RECORDS FOR THIS EXERCISE »

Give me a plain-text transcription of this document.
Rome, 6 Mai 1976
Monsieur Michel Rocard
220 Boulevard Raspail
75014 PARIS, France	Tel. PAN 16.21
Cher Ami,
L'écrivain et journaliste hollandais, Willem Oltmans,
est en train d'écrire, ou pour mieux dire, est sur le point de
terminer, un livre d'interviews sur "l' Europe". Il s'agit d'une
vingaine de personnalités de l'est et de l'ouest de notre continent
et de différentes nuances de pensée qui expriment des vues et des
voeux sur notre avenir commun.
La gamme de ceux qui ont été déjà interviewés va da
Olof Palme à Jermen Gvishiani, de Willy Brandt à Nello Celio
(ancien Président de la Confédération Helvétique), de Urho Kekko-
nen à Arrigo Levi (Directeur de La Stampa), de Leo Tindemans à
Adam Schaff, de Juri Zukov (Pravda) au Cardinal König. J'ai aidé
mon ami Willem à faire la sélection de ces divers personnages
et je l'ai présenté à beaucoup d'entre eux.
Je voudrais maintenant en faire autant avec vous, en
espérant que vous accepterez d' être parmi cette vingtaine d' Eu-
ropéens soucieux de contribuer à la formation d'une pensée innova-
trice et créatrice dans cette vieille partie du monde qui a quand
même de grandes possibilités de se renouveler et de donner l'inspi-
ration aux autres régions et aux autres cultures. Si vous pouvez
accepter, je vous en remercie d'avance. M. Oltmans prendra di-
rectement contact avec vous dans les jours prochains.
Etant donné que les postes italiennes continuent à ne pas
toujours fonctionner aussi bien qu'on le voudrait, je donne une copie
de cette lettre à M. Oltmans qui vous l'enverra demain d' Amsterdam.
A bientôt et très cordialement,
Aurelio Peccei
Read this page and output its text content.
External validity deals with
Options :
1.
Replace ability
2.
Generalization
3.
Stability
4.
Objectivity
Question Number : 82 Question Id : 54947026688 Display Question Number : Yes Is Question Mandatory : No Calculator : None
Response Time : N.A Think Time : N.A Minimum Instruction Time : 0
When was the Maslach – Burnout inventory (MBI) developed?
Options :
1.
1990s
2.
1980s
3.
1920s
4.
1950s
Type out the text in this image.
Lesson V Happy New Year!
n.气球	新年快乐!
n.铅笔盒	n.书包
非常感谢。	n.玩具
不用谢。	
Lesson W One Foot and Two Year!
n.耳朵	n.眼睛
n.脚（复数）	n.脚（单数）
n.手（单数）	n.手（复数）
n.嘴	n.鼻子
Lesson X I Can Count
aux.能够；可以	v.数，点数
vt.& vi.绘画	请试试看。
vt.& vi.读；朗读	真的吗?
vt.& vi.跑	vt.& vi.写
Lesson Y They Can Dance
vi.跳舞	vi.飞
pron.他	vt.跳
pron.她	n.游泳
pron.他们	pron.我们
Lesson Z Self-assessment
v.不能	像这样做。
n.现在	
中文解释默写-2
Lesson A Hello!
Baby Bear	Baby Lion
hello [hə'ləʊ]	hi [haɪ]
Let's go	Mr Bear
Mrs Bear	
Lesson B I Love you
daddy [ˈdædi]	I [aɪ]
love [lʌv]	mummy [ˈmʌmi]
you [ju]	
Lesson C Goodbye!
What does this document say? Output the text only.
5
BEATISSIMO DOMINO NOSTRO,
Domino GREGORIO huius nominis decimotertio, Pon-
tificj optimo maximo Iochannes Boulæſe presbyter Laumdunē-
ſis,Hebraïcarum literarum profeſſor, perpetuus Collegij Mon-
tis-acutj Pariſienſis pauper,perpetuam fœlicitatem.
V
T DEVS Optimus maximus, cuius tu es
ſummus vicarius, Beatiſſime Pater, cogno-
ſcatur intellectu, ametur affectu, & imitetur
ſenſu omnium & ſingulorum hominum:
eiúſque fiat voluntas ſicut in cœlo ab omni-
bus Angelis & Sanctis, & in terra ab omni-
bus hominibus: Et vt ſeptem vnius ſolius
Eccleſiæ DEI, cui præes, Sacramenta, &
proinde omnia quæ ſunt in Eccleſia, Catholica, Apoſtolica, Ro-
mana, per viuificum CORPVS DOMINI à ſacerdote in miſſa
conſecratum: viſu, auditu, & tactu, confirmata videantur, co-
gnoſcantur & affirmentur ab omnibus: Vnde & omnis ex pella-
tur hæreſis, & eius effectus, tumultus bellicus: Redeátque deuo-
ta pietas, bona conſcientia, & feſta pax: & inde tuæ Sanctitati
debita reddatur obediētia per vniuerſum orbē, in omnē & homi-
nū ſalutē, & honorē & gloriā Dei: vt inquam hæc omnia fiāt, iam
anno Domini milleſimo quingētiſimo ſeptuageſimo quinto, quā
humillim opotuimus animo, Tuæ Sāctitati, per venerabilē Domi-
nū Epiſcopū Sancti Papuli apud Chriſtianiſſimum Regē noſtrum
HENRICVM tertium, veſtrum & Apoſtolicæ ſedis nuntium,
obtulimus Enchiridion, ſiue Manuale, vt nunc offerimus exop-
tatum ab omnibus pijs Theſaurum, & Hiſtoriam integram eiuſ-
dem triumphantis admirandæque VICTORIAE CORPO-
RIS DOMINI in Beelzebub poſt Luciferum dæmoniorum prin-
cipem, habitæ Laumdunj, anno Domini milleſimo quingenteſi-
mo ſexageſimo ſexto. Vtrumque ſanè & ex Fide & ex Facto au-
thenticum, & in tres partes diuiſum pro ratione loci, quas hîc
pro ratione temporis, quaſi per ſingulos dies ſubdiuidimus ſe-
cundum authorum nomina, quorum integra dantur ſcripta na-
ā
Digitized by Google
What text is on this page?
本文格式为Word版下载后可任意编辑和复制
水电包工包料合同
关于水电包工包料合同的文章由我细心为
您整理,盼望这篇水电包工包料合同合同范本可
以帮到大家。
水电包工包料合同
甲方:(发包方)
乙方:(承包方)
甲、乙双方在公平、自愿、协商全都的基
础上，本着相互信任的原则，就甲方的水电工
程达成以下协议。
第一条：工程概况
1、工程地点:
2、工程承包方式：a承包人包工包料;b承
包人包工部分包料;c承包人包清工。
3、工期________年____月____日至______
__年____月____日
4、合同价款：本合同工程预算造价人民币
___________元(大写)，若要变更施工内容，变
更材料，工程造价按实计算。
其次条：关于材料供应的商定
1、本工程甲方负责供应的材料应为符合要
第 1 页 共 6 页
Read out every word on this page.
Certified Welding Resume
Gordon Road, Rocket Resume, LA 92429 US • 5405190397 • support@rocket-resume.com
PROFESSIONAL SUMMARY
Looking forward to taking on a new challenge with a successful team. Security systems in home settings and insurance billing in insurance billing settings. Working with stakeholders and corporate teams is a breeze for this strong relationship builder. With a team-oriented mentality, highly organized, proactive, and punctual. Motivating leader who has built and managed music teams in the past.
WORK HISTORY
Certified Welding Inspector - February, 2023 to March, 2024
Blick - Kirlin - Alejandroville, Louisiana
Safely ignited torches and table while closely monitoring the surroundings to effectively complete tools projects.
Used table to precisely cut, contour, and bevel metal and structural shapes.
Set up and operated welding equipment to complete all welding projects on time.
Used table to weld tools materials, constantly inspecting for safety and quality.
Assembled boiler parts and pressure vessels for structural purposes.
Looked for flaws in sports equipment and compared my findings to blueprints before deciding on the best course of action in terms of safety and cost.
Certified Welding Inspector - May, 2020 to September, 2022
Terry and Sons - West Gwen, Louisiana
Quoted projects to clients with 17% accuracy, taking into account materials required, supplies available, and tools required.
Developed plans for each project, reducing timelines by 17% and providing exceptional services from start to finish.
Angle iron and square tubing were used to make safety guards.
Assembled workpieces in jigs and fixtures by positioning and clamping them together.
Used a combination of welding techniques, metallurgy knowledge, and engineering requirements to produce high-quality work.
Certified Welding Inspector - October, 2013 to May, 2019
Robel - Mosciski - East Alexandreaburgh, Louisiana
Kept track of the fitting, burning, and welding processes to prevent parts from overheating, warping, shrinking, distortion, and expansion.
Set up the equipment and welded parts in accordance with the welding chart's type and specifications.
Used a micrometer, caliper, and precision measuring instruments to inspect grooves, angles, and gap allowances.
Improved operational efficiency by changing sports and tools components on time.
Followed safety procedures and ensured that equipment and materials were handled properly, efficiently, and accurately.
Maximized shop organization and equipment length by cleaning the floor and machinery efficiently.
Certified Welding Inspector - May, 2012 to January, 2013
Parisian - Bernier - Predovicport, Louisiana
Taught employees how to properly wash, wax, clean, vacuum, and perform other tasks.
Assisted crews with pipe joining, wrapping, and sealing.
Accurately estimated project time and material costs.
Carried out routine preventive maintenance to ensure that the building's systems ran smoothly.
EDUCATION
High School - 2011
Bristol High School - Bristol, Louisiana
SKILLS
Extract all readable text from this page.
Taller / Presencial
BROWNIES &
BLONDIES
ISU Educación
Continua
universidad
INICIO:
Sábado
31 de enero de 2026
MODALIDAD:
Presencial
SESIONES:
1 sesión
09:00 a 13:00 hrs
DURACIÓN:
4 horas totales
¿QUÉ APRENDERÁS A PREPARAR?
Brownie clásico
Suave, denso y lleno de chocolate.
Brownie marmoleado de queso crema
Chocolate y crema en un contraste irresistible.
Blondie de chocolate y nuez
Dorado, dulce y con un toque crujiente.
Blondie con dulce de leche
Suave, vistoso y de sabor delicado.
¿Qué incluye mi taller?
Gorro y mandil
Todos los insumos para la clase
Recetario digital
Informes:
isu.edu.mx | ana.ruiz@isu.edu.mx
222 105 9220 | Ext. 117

GIVEN REQUEST »
Find the word "efficiently" and list each line it appears in.

FINISHED TASK »
Followed safety procedures and ensured that equipment and materials were handled properly, efficiently, and accurately.
Maximized shop organization and equipment length by cleaning the floor and machinery efficiently.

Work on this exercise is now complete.